Dataset rows about figures:
......

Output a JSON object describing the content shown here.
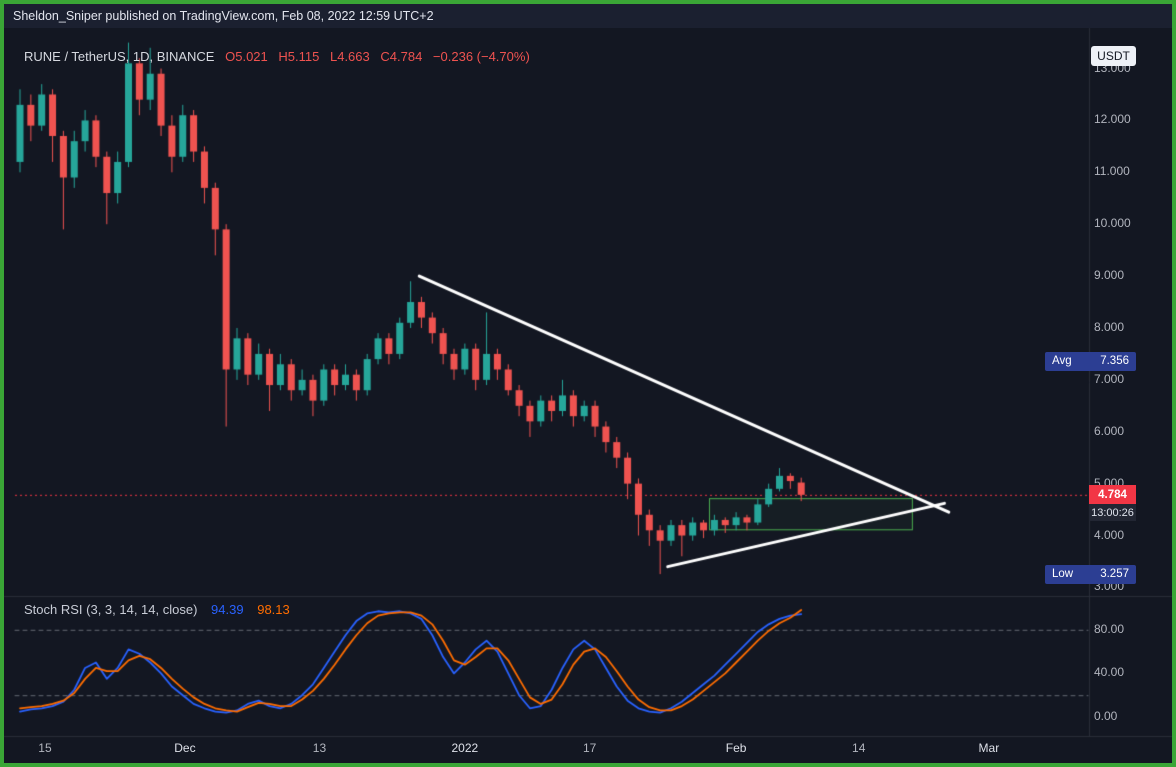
{
  "attribution": {
    "text": "Sheldon_Sniper published on TradingView.com, Feb 08, 2022 12:59 UTC+2"
  },
  "legend": {
    "title": "RUNE / TetherUS, 1D, BINANCE",
    "o": "O5.021",
    "h": "H5.115",
    "l": "L4.663",
    "c": "C4.784",
    "change": "−0.236 (−4.70%)"
  },
  "price_scale": {
    "currency_badge": "USDT",
    "avg_label": "Avg",
    "avg_value": "7.356",
    "low_label": "Low",
    "low_value": "3.257",
    "last_price": "4.784",
    "countdown": "13:00:26"
  },
  "stoch_legend": {
    "title": "Stoch RSI (3, 3, 14, 14, close)",
    "k_value": "94.39",
    "d_value": "98.13"
  },
  "chart_data": {
    "type": "candlestick",
    "symbol": "RUNE / TetherUS",
    "interval": "1D",
    "exchange": "BINANCE",
    "colors": {
      "up": "#26a69a",
      "down": "#ef5350",
      "background": "#131722",
      "grid": "#2a2e39"
    },
    "price_pane": {
      "y_range": [
        2.95,
        13.55
      ],
      "avg_price": 7.356,
      "low_price": 3.257,
      "last_price": 4.784,
      "price_ticks": [
        {
          "label": "13.000",
          "value": 13
        },
        {
          "label": "12.000",
          "value": 12
        },
        {
          "label": "11.000",
          "value": 11
        },
        {
          "label": "10.000",
          "value": 10
        },
        {
          "label": "9.000",
          "value": 9
        },
        {
          "label": "8.000",
          "value": 8
        },
        {
          "label": "7.000",
          "value": 7
        },
        {
          "label": "6.000",
          "value": 6
        },
        {
          "label": "5.000",
          "value": 5
        },
        {
          "label": "4.000",
          "value": 4
        },
        {
          "label": "3.000",
          "value": 3
        }
      ],
      "candles": [
        [
          11.2,
          12.6,
          11.0,
          12.3
        ],
        [
          12.3,
          12.5,
          11.6,
          11.9
        ],
        [
          11.9,
          12.7,
          11.8,
          12.5
        ],
        [
          12.5,
          12.6,
          11.2,
          11.7
        ],
        [
          11.7,
          11.8,
          9.9,
          10.9
        ],
        [
          10.9,
          11.8,
          10.7,
          11.6
        ],
        [
          11.6,
          12.2,
          11.4,
          12.0
        ],
        [
          12.0,
          12.1,
          11.1,
          11.3
        ],
        [
          11.3,
          11.4,
          10.0,
          10.6
        ],
        [
          10.6,
          11.4,
          10.4,
          11.2
        ],
        [
          11.2,
          13.5,
          11.1,
          13.1
        ],
        [
          13.1,
          13.2,
          12.1,
          12.4
        ],
        [
          12.4,
          13.4,
          12.2,
          12.9
        ],
        [
          12.9,
          13.0,
          11.7,
          11.9
        ],
        [
          11.9,
          12.1,
          11.0,
          11.3
        ],
        [
          11.3,
          12.3,
          11.2,
          12.1
        ],
        [
          12.1,
          12.2,
          11.2,
          11.4
        ],
        [
          11.4,
          11.5,
          10.4,
          10.7
        ],
        [
          10.7,
          10.8,
          9.4,
          9.9
        ],
        [
          9.9,
          10.0,
          6.1,
          7.2
        ],
        [
          7.2,
          8.0,
          7.0,
          7.8
        ],
        [
          7.8,
          7.9,
          6.9,
          7.1
        ],
        [
          7.1,
          7.7,
          7.0,
          7.5
        ],
        [
          7.5,
          7.6,
          6.4,
          6.9
        ],
        [
          6.9,
          7.5,
          6.8,
          7.3
        ],
        [
          7.3,
          7.4,
          6.6,
          6.8
        ],
        [
          6.8,
          7.2,
          6.7,
          7.0
        ],
        [
          7.0,
          7.1,
          6.3,
          6.6
        ],
        [
          6.6,
          7.3,
          6.5,
          7.2
        ],
        [
          7.2,
          7.3,
          6.7,
          6.9
        ],
        [
          6.9,
          7.3,
          6.8,
          7.1
        ],
        [
          7.1,
          7.2,
          6.6,
          6.8
        ],
        [
          6.8,
          7.5,
          6.7,
          7.4
        ],
        [
          7.4,
          7.9,
          7.3,
          7.8
        ],
        [
          7.8,
          7.9,
          7.3,
          7.5
        ],
        [
          7.5,
          8.2,
          7.4,
          8.1
        ],
        [
          8.1,
          8.9,
          8.0,
          8.5
        ],
        [
          8.5,
          8.6,
          8.0,
          8.2
        ],
        [
          8.2,
          8.3,
          7.7,
          7.9
        ],
        [
          7.9,
          8.0,
          7.3,
          7.5
        ],
        [
          7.5,
          7.6,
          7.0,
          7.2
        ],
        [
          7.2,
          7.7,
          7.1,
          7.6
        ],
        [
          7.6,
          7.7,
          6.8,
          7.0
        ],
        [
          7.0,
          8.3,
          6.9,
          7.5
        ],
        [
          7.5,
          7.6,
          7.0,
          7.2
        ],
        [
          7.2,
          7.3,
          6.7,
          6.8
        ],
        [
          6.8,
          6.9,
          6.3,
          6.5
        ],
        [
          6.5,
          6.6,
          5.9,
          6.2
        ],
        [
          6.2,
          6.7,
          6.1,
          6.6
        ],
        [
          6.6,
          6.7,
          6.2,
          6.4
        ],
        [
          6.4,
          7.0,
          6.3,
          6.7
        ],
        [
          6.7,
          6.8,
          6.1,
          6.3
        ],
        [
          6.3,
          6.6,
          6.2,
          6.5
        ],
        [
          6.5,
          6.6,
          5.9,
          6.1
        ],
        [
          6.1,
          6.2,
          5.6,
          5.8
        ],
        [
          5.8,
          5.9,
          5.3,
          5.5
        ],
        [
          5.5,
          5.6,
          4.7,
          5.0
        ],
        [
          5.0,
          5.1,
          4.0,
          4.4
        ],
        [
          4.4,
          4.5,
          3.8,
          4.1
        ],
        [
          4.1,
          4.2,
          3.257,
          3.9
        ],
        [
          3.9,
          4.3,
          3.8,
          4.2
        ],
        [
          4.2,
          4.3,
          3.6,
          4.0
        ],
        [
          4.0,
          4.35,
          3.9,
          4.25
        ],
        [
          4.25,
          4.3,
          3.95,
          4.1
        ],
        [
          4.1,
          4.4,
          4.0,
          4.3
        ],
        [
          4.3,
          4.35,
          4.05,
          4.2
        ],
        [
          4.2,
          4.45,
          4.1,
          4.35
        ],
        [
          4.35,
          4.4,
          4.1,
          4.25
        ],
        [
          4.25,
          4.7,
          4.2,
          4.6
        ],
        [
          4.6,
          5.0,
          4.55,
          4.9
        ],
        [
          4.9,
          5.3,
          4.85,
          5.15
        ],
        [
          5.15,
          5.2,
          4.9,
          5.05
        ],
        [
          5.021,
          5.115,
          4.663,
          4.784
        ]
      ]
    },
    "time_ticks": [
      {
        "label": "15",
        "index": 2.3,
        "major": false
      },
      {
        "label": "Dec",
        "index": 15.2,
        "major": true
      },
      {
        "label": "13",
        "index": 27.6,
        "major": false
      },
      {
        "label": "2022",
        "index": 41.0,
        "major": true
      },
      {
        "label": "17",
        "index": 52.5,
        "major": false
      },
      {
        "label": "Feb",
        "index": 66.0,
        "major": true
      },
      {
        "label": "14",
        "index": 77.3,
        "major": false
      },
      {
        "label": "Mar",
        "index": 89.3,
        "major": true
      }
    ],
    "annotations": {
      "trendlines": [
        {
          "from": {
            "index": 36.8,
            "price": 9.0
          },
          "to": {
            "index": 85.6,
            "price": 4.45
          },
          "color": "#ffffff",
          "width": 3
        },
        {
          "from": {
            "index": 59.7,
            "price": 3.4
          },
          "to": {
            "index": 85.2,
            "price": 4.62
          },
          "color": "#ffffff",
          "width": 3
        }
      ],
      "box": {
        "from_index": 63.5,
        "to_index": 82.2,
        "top_price": 4.72,
        "bottom_price": 4.12,
        "color": "#4caf50"
      },
      "price_line": {
        "price": 4.784,
        "color": "#f23645",
        "style": "dotted"
      }
    },
    "stoch_pane": {
      "y_range": [
        0,
        100
      ],
      "bands": [
        80,
        20
      ],
      "ticks": [
        {
          "label": "80.00",
          "value": 80
        },
        {
          "label": "40.00",
          "value": 40
        },
        {
          "label": "0.00",
          "value": 0
        }
      ],
      "series": [
        {
          "name": "%K",
          "color": "#2962ff",
          "values": [
            5,
            7,
            8,
            10,
            14,
            25,
            45,
            50,
            35,
            45,
            62,
            58,
            50,
            40,
            28,
            20,
            12,
            8,
            5,
            4,
            6,
            12,
            15,
            10,
            8,
            12,
            20,
            30,
            45,
            60,
            75,
            88,
            95,
            97,
            96,
            97,
            95,
            90,
            75,
            55,
            40,
            50,
            62,
            70,
            60,
            40,
            20,
            8,
            10,
            25,
            45,
            62,
            70,
            62,
            45,
            28,
            15,
            8,
            5,
            4,
            8,
            14,
            22,
            30,
            38,
            48,
            58,
            68,
            78,
            85,
            90,
            93,
            94.39
          ]
        },
        {
          "name": "%D",
          "color": "#ff6d00",
          "values": [
            8,
            9,
            10,
            12,
            15,
            22,
            35,
            45,
            42,
            42,
            52,
            56,
            53,
            45,
            35,
            26,
            18,
            12,
            8,
            6,
            5,
            9,
            13,
            12,
            10,
            10,
            16,
            24,
            35,
            48,
            62,
            75,
            86,
            93,
            95,
            96,
            96,
            93,
            85,
            70,
            52,
            48,
            55,
            63,
            63,
            52,
            35,
            18,
            12,
            16,
            30,
            48,
            60,
            63,
            55,
            42,
            28,
            16,
            9,
            6,
            6,
            10,
            16,
            24,
            32,
            40,
            50,
            60,
            70,
            79,
            86,
            91,
            98.13
          ]
        }
      ]
    }
  }
}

......

DO THIS
Pull out all lines in the data above that include "RUNE".

FINAL RESULT
    "title": "RUNE / TetherUS, 1D, BINANCE",
    "symbol": "RUNE / TetherUS",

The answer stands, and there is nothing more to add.